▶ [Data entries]
---

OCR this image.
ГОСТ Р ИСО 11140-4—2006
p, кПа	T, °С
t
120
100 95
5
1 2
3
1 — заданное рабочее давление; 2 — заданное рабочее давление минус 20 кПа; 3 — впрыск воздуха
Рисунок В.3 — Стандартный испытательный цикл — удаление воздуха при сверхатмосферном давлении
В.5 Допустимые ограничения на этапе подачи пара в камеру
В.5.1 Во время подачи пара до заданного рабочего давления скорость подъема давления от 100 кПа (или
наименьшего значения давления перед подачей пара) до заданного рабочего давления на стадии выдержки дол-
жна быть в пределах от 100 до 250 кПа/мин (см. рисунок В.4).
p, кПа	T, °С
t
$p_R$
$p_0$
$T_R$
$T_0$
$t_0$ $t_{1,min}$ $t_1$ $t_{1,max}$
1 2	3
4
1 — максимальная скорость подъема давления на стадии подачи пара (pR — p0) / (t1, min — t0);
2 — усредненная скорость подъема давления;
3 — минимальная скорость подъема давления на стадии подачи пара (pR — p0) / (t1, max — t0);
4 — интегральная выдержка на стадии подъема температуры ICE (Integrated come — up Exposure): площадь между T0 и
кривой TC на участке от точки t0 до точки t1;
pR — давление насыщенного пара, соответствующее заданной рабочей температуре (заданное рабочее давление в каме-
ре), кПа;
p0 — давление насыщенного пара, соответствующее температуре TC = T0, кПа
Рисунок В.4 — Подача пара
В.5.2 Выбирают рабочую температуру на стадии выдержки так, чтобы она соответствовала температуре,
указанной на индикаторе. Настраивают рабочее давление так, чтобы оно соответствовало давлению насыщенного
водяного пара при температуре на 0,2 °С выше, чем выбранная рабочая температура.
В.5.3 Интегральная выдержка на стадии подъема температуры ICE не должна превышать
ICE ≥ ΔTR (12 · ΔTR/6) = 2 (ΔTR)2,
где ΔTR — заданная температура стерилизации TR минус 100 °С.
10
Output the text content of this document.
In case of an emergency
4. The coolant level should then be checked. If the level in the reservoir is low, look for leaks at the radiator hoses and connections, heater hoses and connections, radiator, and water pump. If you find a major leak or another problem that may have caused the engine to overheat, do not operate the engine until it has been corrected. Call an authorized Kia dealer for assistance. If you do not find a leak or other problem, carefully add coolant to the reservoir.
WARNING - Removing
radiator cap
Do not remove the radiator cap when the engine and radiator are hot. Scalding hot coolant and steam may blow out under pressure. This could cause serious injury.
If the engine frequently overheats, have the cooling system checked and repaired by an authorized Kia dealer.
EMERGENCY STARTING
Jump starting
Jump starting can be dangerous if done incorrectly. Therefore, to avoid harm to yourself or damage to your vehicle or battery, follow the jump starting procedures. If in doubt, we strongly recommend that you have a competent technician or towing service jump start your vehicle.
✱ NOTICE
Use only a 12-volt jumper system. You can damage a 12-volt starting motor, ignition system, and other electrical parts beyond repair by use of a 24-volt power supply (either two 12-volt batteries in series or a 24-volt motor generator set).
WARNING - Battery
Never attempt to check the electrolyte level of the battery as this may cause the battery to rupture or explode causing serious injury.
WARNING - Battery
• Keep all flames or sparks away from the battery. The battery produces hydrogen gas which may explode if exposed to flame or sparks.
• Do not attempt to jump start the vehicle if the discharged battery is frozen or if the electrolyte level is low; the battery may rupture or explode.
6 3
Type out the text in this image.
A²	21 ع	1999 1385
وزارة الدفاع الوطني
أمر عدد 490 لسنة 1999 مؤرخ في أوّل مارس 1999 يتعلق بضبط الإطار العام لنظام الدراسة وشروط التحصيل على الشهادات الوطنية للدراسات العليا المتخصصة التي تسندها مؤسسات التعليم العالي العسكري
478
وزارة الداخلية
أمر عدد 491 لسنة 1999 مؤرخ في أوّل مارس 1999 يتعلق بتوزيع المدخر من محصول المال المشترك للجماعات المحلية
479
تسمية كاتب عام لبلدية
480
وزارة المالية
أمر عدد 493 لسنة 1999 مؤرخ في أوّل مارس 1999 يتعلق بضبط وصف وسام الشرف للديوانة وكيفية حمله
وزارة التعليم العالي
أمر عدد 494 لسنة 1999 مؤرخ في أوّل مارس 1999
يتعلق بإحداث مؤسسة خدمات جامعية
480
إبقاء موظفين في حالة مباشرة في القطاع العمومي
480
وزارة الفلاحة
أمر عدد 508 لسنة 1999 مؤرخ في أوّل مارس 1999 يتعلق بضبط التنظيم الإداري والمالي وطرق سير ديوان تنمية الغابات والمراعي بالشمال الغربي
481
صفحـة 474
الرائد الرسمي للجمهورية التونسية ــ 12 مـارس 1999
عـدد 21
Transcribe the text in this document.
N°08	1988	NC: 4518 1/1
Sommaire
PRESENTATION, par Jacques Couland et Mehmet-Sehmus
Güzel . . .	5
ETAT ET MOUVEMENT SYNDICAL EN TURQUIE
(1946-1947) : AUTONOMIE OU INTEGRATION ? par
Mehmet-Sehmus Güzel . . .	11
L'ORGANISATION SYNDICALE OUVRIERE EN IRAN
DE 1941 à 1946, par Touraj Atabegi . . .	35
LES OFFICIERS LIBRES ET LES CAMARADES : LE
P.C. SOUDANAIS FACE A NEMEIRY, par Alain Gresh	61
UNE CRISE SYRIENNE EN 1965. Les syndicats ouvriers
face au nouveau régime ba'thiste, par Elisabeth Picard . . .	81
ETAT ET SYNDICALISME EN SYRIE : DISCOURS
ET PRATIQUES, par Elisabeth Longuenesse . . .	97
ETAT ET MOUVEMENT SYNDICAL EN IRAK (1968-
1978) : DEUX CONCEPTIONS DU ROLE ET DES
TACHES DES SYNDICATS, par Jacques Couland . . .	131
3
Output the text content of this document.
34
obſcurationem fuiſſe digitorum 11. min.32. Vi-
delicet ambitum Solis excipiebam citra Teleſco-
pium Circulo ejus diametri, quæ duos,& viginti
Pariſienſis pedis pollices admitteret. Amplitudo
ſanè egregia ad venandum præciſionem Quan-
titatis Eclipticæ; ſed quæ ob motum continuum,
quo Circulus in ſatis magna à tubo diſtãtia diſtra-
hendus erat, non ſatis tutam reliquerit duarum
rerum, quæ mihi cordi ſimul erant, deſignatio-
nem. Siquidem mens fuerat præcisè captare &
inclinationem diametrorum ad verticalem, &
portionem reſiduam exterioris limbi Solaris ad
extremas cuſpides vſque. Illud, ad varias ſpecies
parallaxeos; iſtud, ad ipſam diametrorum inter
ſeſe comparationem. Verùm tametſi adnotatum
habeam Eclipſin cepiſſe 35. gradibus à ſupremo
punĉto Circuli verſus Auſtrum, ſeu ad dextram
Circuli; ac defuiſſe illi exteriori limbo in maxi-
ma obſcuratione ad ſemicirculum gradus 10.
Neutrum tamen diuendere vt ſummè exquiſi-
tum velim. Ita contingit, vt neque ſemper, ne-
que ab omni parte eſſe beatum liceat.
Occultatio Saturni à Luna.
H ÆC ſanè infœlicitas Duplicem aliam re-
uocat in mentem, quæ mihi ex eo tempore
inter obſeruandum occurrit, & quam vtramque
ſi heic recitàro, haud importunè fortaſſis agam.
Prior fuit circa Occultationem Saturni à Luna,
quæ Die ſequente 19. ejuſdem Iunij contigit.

---

▶ [Given task]
Count every line above that holds the string "العالي" and give the total, nothing more.

▶ [Output below]
2